(Instructions to follow):
Go through the data below and gather each line containing "plus".
--- BEGIN Data extract ---
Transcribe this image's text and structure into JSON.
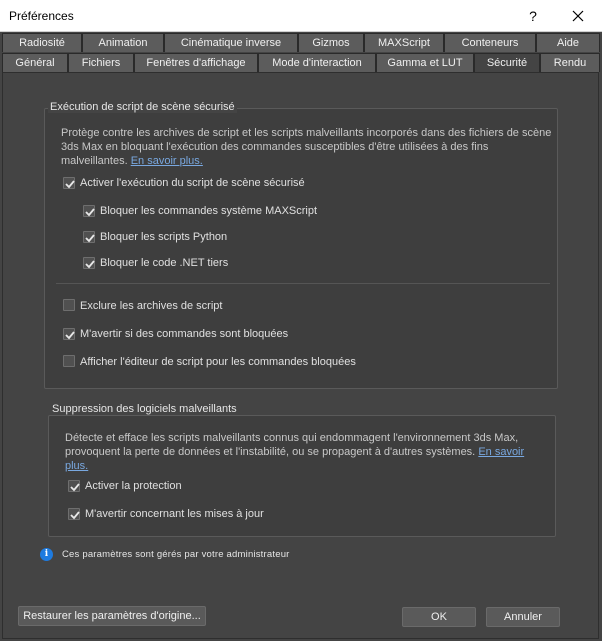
{
  "window": {
    "title": "Préférences",
    "help": "?",
    "close_icon": "close-icon"
  },
  "tabs_row1": [
    "Radiosité",
    "Animation",
    "Cinématique inverse",
    "Gizmos",
    "MAXScript",
    "Conteneurs",
    "Aide"
  ],
  "tabs_row2": [
    "Général",
    "Fichiers",
    "Fenêtres d'affichage",
    "Mode d'interaction",
    "Gamma et LUT",
    "Sécurité",
    "Rendu"
  ],
  "active_tab": "Sécurité",
  "secure_script": {
    "title": "Exécution de script de scène sécurisé",
    "desc_line1": "Protège contre les archives de script et les scripts malveillants incorporés dans des fichiers de scène",
    "desc_line2": "3ds Max en bloquant l'exécution des commandes susceptibles d'être utilisées à des fins",
    "desc_line3": "malveillantes.",
    "learn_more": "En savoir plus.",
    "options": [
      {
        "label": "Activer l'exécution du script de scène sécurisé",
        "checked": true
      },
      {
        "label": "Bloquer les commandes système MAXScript",
        "checked": true
      },
      {
        "label": "Bloquer les scripts Python",
        "checked": true
      },
      {
        "label": "Bloquer le code .NET tiers",
        "checked": true
      },
      {
        "label": "Exclure les archives de script",
        "checked": false
      },
      {
        "label": "M'avertir si des commandes sont bloquées",
        "checked": true
      },
      {
        "label": "Afficher l'éditeur de script pour les commandes bloquées",
        "checked": false
      }
    ]
  },
  "malware": {
    "title": "Suppression des logiciels malveillants",
    "desc_line1": "Détecte et efface les scripts malveillants connus qui endommagent l'environnement 3ds Max,",
    "desc_line2": "provoquent la perte de données et l'instabilité, ou se propagent à d'autres systèmes.",
    "learn_more_a": "En savoir",
    "learn_more_b": "plus.",
    "options": [
      {
        "label": "Activer la protection",
        "checked": true
      },
      {
        "label": "M'avertir concernant les mises à jour",
        "checked": true
      }
    ]
  },
  "info": {
    "icon": "info-icon",
    "text": "Ces paramètres sont gérés par votre administrateur"
  },
  "buttons": {
    "restore": "Restaurer les paramètres d'origine...",
    "ok": "OK",
    "cancel": "Annuler"
  },
  "colors": {
    "background": "#444444",
    "link": "#79a8e0",
    "info_blue": "#1e7be0"
  }
}
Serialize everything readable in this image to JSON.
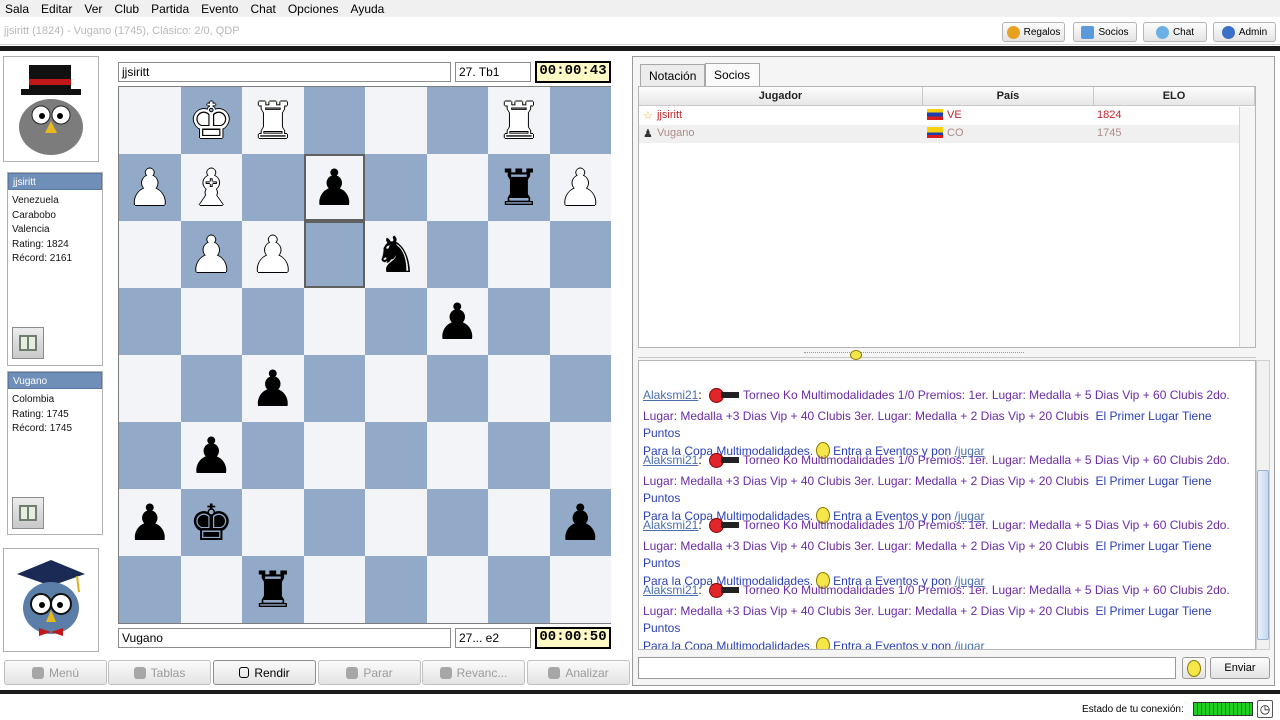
{
  "menu": [
    "Sala",
    "Editar",
    "Ver",
    "Club",
    "Partida",
    "Evento",
    "Chat",
    "Opciones",
    "Ayuda"
  ],
  "game_title": "jjsiritt (1824) - Vugano (1745), Clásico: 2/0, QDP",
  "top_buttons": [
    "Regalos",
    "Socios",
    "Chat",
    "Admin"
  ],
  "top_player": {
    "name": "jjsiritt",
    "last_move": "27. Tb1",
    "clock": "00:00:43"
  },
  "bottom_player": {
    "name": "Vugano",
    "last_move": "27... e2",
    "clock": "00:00:50"
  },
  "player1": {
    "name": "jjsiritt",
    "lines": [
      "Venezuela",
      "Carabobo",
      "Valencia",
      "Rating: 1824",
      "Récord: 2161"
    ]
  },
  "player2": {
    "name": "Vugano",
    "lines": [
      "Colombia",
      "Rating: 1745",
      "Récord: 1745"
    ]
  },
  "board": [
    [
      "",
      "wK",
      "wR",
      "",
      "",
      "",
      "wR",
      ""
    ],
    [
      "wP",
      "wB",
      "",
      "bP",
      "",
      "",
      "bR",
      "wP"
    ],
    [
      "",
      "wP",
      "wP",
      "",
      "bN",
      "",
      "",
      ""
    ],
    [
      "",
      "",
      "",
      "",
      "",
      "bP",
      "",
      ""
    ],
    [
      "",
      "",
      "bP",
      "",
      "",
      "",
      "",
      ""
    ],
    [
      "",
      "bP",
      "",
      "",
      "",
      "",
      "",
      ""
    ],
    [
      "bP",
      "bK",
      "",
      "",
      "",
      "",
      "",
      "bP"
    ],
    [
      "",
      "",
      "bR",
      "",
      "",
      "",
      "",
      ""
    ]
  ],
  "bottom_buttons": [
    {
      "label": "Menú",
      "active": false
    },
    {
      "label": "Tablas",
      "active": false
    },
    {
      "label": "Rendir",
      "active": true
    },
    {
      "label": "Parar",
      "active": false
    },
    {
      "label": "Revanc...",
      "active": false
    },
    {
      "label": "Analizar",
      "active": false
    }
  ],
  "tabs": [
    "Notación",
    "Socios"
  ],
  "players_table": {
    "headers": [
      "Jugador",
      "País",
      "ELO"
    ],
    "rows": [
      {
        "name": "jjsiritt",
        "country": "VE",
        "elo": "1824",
        "color": "#c0262b"
      },
      {
        "name": "Vugano",
        "country": "CO",
        "elo": "1745",
        "color": "#b08a8a"
      }
    ]
  },
  "chat": {
    "messages": [
      {
        "user": "Alaksmi21",
        "line1": "Torneo Ko  Multimodalidades 1/0  Premios: 1er. Lugar: Medalla + 5 Dias Vip + 60 Clubis   2do.",
        "line2a": "Lugar:  Medalla +3 Dias Vip + 40 Clubis  3er. Lugar: Medalla + 2 Dias Vip + 20 Clubis",
        "line2b": "El Primer Lugar Tiene Puntos",
        "line3a": "Para la Copa Multimodalidades.",
        "line3b": "Entra a Eventos y pon",
        "link": "/jugar"
      },
      {
        "user": "Alaksmi21",
        "line1": "Torneo Ko  Multimodalidades 1/0  Premios: 1er. Lugar: Medalla + 5 Dias Vip + 60 Clubis   2do.",
        "line2a": "Lugar:  Medalla +3 Dias Vip + 40 Clubis  3er. Lugar: Medalla + 2 Dias Vip + 20 Clubis",
        "line2b": "El Primer Lugar Tiene Puntos",
        "line3a": "Para la Copa Multimodalidades.",
        "line3b": "Entra a Eventos y pon",
        "link": "/jugar"
      },
      {
        "user": "Alaksmi21",
        "line1": "Torneo Ko  Multimodalidades 1/0  Premios: 1er. Lugar: Medalla + 5 Dias Vip + 60 Clubis   2do.",
        "line2a": "Lugar:  Medalla +3 Dias Vip + 40 Clubis  3er. Lugar: Medalla + 2 Dias Vip + 20 Clubis",
        "line2b": "El Primer Lugar Tiene Puntos",
        "line3a": "Para la Copa Multimodalidades.",
        "line3b": "Entra a Eventos y pon",
        "link": "/jugar"
      },
      {
        "user": "Alaksmi21",
        "line1": "Torneo Ko  Multimodalidades 1/0  Premios: 1er. Lugar: Medalla + 5 Dias Vip + 60 Clubis   2do.",
        "line2a": "Lugar:  Medalla +3 Dias Vip + 40 Clubis  3er. Lugar: Medalla + 2 Dias Vip + 20 Clubis",
        "line2b": "El Primer Lugar Tiene Puntos",
        "line3a": "Para la Copa Multimodalidades.",
        "line3b": "Entra a Eventos y pon",
        "link": "/jugar"
      }
    ],
    "send_label": "Enviar"
  },
  "status": {
    "label": "Estado de tu conexión:"
  },
  "colors": {
    "board_light": "#f2f4f8",
    "board_dark": "#92a9c8",
    "clock_bg": "#fff9c6",
    "name_bar": "#6f8fb8"
  }
}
--- END Data extract ---
(Complete answer):
    "learn_more": "En savoir plus.",
    "learn_more_b": "plus.",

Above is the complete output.